#### [What the task requires]
Print the listing below exactly.

----- Provided information -----

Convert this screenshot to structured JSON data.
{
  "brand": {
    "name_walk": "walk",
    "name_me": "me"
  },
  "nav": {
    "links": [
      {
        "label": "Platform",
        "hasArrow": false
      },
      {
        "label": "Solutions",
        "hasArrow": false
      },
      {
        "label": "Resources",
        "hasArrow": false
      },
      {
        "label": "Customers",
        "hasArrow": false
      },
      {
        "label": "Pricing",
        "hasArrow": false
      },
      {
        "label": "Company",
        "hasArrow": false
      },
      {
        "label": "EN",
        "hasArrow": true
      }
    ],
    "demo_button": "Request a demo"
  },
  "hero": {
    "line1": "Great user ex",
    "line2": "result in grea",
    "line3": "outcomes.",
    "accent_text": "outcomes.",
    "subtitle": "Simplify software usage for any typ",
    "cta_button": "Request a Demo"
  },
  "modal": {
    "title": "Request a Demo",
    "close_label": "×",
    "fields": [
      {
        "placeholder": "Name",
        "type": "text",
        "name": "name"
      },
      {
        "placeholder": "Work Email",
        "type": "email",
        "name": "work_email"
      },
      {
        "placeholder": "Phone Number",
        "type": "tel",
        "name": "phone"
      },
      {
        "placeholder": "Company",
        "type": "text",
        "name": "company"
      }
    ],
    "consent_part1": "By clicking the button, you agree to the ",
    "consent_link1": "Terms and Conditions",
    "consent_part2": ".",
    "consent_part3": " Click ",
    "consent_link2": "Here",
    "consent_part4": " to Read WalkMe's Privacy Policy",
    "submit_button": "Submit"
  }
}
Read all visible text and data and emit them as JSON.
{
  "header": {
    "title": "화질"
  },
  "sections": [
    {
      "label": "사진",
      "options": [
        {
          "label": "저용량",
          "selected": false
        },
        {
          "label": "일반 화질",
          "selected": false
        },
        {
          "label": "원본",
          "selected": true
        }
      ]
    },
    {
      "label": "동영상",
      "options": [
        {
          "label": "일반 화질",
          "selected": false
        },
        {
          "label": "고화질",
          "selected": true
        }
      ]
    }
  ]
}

-----

#### [Response to this exercise]
Convert this screenshot to structured JSON data.
{
  "brand": {
    "name_walk": "walk",
    "name_me": "me"
  },
  "nav": {
    "links": [
      {
        "label": "Platform",
        "hasArrow": false
      },
      {
        "label": "Solutions",
        "hasArrow": false
      },
      {
        "label": "Resources",
        "hasArrow": false
      },
      {
        "label": "Customers",
        "hasArrow": false
      },
      {
        "label": "Pricing",
        "hasArrow": false
      },
      {
        "label": "Company",
        "hasArrow": false
      },
      {
        "label": "EN",
        "hasArrow": true
      }
    ],
    "demo_button": "Request a demo"
  },
  "hero": {
    "line1": "Great user ex",
    "line2": "result in grea",
    "line3": "outcomes.",
    "accent_text": "outcomes.",
    "subtitle": "Simplify software usage for any typ",
    "cta_button": "Request a Demo"
  },
  "modal": {
    "title": "Request a Demo",
    "close_label": "×",
    "fields": [
      {
        "placeholder": "Name",
        "type": "text",
        "name": "name"
      },
      {
        "placeholder": "Work Email",
        "type": "email",
        "name": "work_email"
      },
      {
        "placeholder": "Phone Number",
        "type": "tel",
        "name": "phone"
      },
      {
        "placeholder": "Company",
        "type": "text",
        "name": "company"
      }
    ],
    "consent_part1": "By clicking the button, you agree to the ",
    "consent_link1": "Terms and Conditions",
    "consent_part2": ".",
    "consent_part3": " Click ",
    "consent_link2": "Here",
    "consent_part4": " to Read WalkMe's Privacy Policy",
    "submit_button": "Submit"
  }
}
Read all visible text and data and emit them as JSON.
{
  "header": {
    "title": "화질"
  },
  "sections": [
    {
      "label": "사진",
      "options": [
        {
          "label": "저용량",
          "selected": false
        },
        {
          "label": "일반 화질",
          "selected": false
        },
        {
          "label": "원본",
          "selected": true
        }
      ]
    },
    {
      "label": "동영상",
      "options": [
        {
          "label": "일반 화질",
          "selected": false
        },
        {
          "label": "고화질",
          "selected": true
        }
      ]
    }
  ]
}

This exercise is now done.